Your objective: Transcribe the material word for word, but without the images.
---- Data supplied
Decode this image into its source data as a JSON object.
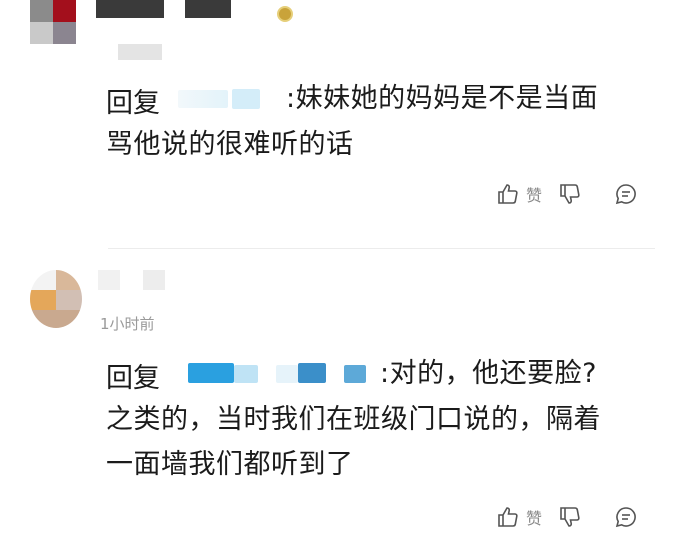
{
  "comment1": {
    "reply_prefix": "回复",
    "reply_text": ":妹妹她的妈妈是不是当面",
    "reply_text_line2": "骂他说的很难听的话",
    "like_label": "赞"
  },
  "comment2": {
    "time": "1小时前",
    "reply_prefix": "回复",
    "reply_text_line1": ":对的，他还要脸?",
    "reply_text_line2": "之类的，当时我们在班级门口说的，隔着",
    "reply_text_line3": "一面墙我们都听到了",
    "like_label": "赞"
  },
  "icons": [
    "thumbs-up-icon",
    "thumbs-down-icon",
    "comment-icon",
    "badge-icon"
  ]
}
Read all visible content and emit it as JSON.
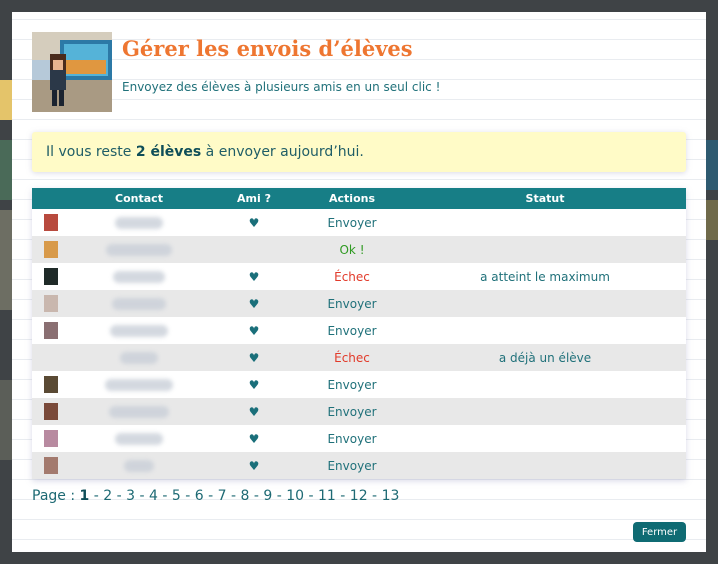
{
  "header": {
    "title": "Gérer les envois d’élèves",
    "subtitle": "Envoyez des élèves à plusieurs amis en un seul clic !"
  },
  "notice": {
    "prefix": "Il vous reste",
    "count": "2 élèves",
    "suffix": "à envoyer aujourd’hui."
  },
  "table": {
    "headers": [
      "",
      "Contact",
      "Ami ?",
      "Actions",
      "Statut"
    ],
    "rows": [
      {
        "contact": "Aribbia",
        "ami": "♥",
        "action": "Envoyer",
        "action_type": "send",
        "statut": "",
        "avatar_color": "#b84a3e",
        "name_len": 48
      },
      {
        "contact": "AnaUlrycks",
        "ami": "",
        "action": "Ok !",
        "action_type": "ok",
        "statut": "",
        "avatar_color": "#d89a4a",
        "name_len": 66
      },
      {
        "contact": "Anamca",
        "ami": "♥",
        "action": "Échec",
        "action_type": "fail",
        "statut": "a atteint le maximum",
        "avatar_color": "#1f2a28",
        "name_len": 52
      },
      {
        "contact": "Ardittina",
        "ami": "♥",
        "action": "Envoyer",
        "action_type": "send",
        "statut": "",
        "avatar_color": "#c9b7ae",
        "name_len": 54
      },
      {
        "contact": "Isabonne",
        "ami": "♥",
        "action": "Envoyer",
        "action_type": "send",
        "statut": "",
        "avatar_color": "#8a6f72",
        "name_len": 58
      },
      {
        "contact": "Karyn",
        "ami": "♥",
        "action": "Échec",
        "action_type": "fail",
        "statut": "a déjà un élève",
        "avatar_color": "",
        "name_len": 38
      },
      {
        "contact": "Beelfinyois",
        "ami": "♥",
        "action": "Envoyer",
        "action_type": "send",
        "statut": "",
        "avatar_color": "#5a4a34",
        "name_len": 68
      },
      {
        "contact": "Bergil71",
        "ami": "♥",
        "action": "Envoyer",
        "action_type": "send",
        "statut": "",
        "avatar_color": "#7a4a3a",
        "name_len": 60
      },
      {
        "contact": "Bdikeal",
        "ami": "♥",
        "action": "Envoyer",
        "action_type": "send",
        "statut": "",
        "avatar_color": "#b88aa0",
        "name_len": 48
      },
      {
        "contact": "Bigo",
        "ami": "♥",
        "action": "Envoyer",
        "action_type": "send",
        "statut": "",
        "avatar_color": "#a37a6e",
        "name_len": 30
      }
    ]
  },
  "pagination": {
    "label": "Page :",
    "current": "1",
    "pages": [
      "2",
      "3",
      "4",
      "5",
      "6",
      "7",
      "8",
      "9",
      "10",
      "11",
      "12",
      "13"
    ]
  },
  "footer": {
    "close_label": "Fermer"
  },
  "colors": {
    "accent": "#ee7631",
    "teal": "#177e86",
    "fail": "#e23a2a",
    "ok": "#2f9a22"
  }
}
--------
Output of the task:
Decode this image into its source data as a JSON object.
{
  "comment1": {
    "reply_prefix": "回复",
    "reply_text": ":妹妹她的妈妈是不是当面",
    "reply_text_line2": "骂他说的很难听的话",
    "like_label": "赞"
  },
  "comment2": {
    "time": "1小时前",
    "reply_prefix": "回复",
    "reply_text_line1": ":对的，他还要脸?",
    "reply_text_line2": "之类的，当时我们在班级门口说的，隔着",
    "reply_text_line3": "一面墙我们都听到了",
    "like_label": "赞"
  },
  "icons": [
    "thumbs-up-icon",
    "thumbs-down-icon",
    "comment-icon",
    "badge-icon"
  ]
}
Read all visible content and emit it as JSON.
{
  "header": {
    "title": "Gérer les envois d’élèves",
    "subtitle": "Envoyez des élèves à plusieurs amis en un seul clic !"
  },
  "notice": {
    "prefix": "Il vous reste",
    "count": "2 élèves",
    "suffix": "à envoyer aujourd’hui."
  },
  "table": {
    "headers": [
      "",
      "Contact",
      "Ami ?",
      "Actions",
      "Statut"
    ],
    "rows": [
      {
        "contact": "Aribbia",
        "ami": "♥",
        "action": "Envoyer",
        "action_type": "send",
        "statut": "",
        "avatar_color": "#b84a3e",
        "name_len": 48
      },
      {
        "contact": "AnaUlrycks",
        "ami": "",
        "action": "Ok !",
        "action_type": "ok",
        "statut": "",
        "avatar_color": "#d89a4a",
        "name_len": 66
      },
      {
        "contact": "Anamca",
        "ami": "♥",
        "action": "Échec",
        "action_type": "fail",
        "statut": "a atteint le maximum",
        "avatar_color": "#1f2a28",
        "name_len": 52
      },
      {
        "contact": "Ardittina",
        "ami": "♥",
        "action": "Envoyer",
        "action_type": "send",
        "statut": "",
        "avatar_color": "#c9b7ae",
        "name_len": 54
      },
      {
        "contact": "Isabonne",
        "ami": "♥",
        "action": "Envoyer",
        "action_type": "send",
        "statut": "",
        "avatar_color": "#8a6f72",
        "name_len": 58
      },
      {
        "contact": "Karyn",
        "ami": "♥",
        "action": "Échec",
        "action_type": "fail",
        "statut": "a déjà un élève",
        "avatar_color": "",
        "name_len": 38
      },
      {
        "contact": "Beelfinyois",
        "ami": "♥",
        "action": "Envoyer",
        "action_type": "send",
        "statut": "",
        "avatar_color": "#5a4a34",
        "name_len": 68
      },
      {
        "contact": "Bergil71",
        "ami": "♥",
        "action": "Envoyer",
        "action_type": "send",
        "statut": "",
        "avatar_color": "#7a4a3a",
        "name_len": 60
      },
      {
        "contact": "Bdikeal",
        "ami": "♥",
        "action": "Envoyer",
        "action_type": "send",
        "statut": "",
        "avatar_color": "#b88aa0",
        "name_len": 48
      },
      {
        "contact": "Bigo",
        "ami": "♥",
        "action": "Envoyer",
        "action_type": "send",
        "statut": "",
        "avatar_color": "#a37a6e",
        "name_len": 30
      }
    ]
  },
  "pagination": {
    "label": "Page :",
    "current": "1",
    "pages": [
      "2",
      "3",
      "4",
      "5",
      "6",
      "7",
      "8",
      "9",
      "10",
      "11",
      "12",
      "13"
    ]
  },
  "footer": {
    "close_label": "Fermer"
  },
  "colors": {
    "accent": "#ee7631",
    "teal": "#177e86",
    "fail": "#e23a2a",
    "ok": "#2f9a22"
  }
}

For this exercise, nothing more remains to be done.